=== Excerpted data ===

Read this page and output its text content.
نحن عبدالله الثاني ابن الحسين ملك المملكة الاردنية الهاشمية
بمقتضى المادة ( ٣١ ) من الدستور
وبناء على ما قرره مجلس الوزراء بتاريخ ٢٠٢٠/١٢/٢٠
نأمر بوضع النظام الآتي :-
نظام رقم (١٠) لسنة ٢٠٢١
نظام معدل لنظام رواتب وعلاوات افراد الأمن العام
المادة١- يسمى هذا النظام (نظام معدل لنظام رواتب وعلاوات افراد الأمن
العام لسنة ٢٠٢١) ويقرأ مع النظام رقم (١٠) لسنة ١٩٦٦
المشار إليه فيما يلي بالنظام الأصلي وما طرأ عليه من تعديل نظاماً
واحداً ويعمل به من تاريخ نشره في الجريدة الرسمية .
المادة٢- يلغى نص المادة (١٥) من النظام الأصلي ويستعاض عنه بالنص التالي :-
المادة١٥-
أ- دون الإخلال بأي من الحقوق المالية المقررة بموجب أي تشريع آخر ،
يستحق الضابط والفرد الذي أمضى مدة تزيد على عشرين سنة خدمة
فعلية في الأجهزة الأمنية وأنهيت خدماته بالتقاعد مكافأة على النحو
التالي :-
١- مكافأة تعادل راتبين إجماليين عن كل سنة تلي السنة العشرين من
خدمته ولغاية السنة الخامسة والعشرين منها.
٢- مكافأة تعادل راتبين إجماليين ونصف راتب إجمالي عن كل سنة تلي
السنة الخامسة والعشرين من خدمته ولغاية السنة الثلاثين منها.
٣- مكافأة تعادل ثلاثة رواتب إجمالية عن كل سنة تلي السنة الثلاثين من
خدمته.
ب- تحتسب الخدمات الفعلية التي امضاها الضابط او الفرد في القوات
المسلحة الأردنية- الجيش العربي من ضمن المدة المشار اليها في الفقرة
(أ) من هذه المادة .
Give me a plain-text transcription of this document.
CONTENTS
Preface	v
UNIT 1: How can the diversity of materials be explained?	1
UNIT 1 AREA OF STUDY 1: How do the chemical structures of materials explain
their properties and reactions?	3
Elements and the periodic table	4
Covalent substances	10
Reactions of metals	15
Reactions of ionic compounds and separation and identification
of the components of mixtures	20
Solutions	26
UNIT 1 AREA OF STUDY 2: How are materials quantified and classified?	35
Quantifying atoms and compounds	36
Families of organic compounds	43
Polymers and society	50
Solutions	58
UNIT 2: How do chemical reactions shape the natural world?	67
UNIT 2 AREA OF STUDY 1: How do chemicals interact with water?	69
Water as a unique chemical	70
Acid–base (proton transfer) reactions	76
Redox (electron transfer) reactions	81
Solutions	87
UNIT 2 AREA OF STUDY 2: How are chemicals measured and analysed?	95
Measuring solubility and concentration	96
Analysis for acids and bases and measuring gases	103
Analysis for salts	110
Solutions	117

===

• What you have to do:
How many lines of these entries hold the string "التالي"? Answer with the number alone.

• Solution for this exercise:
2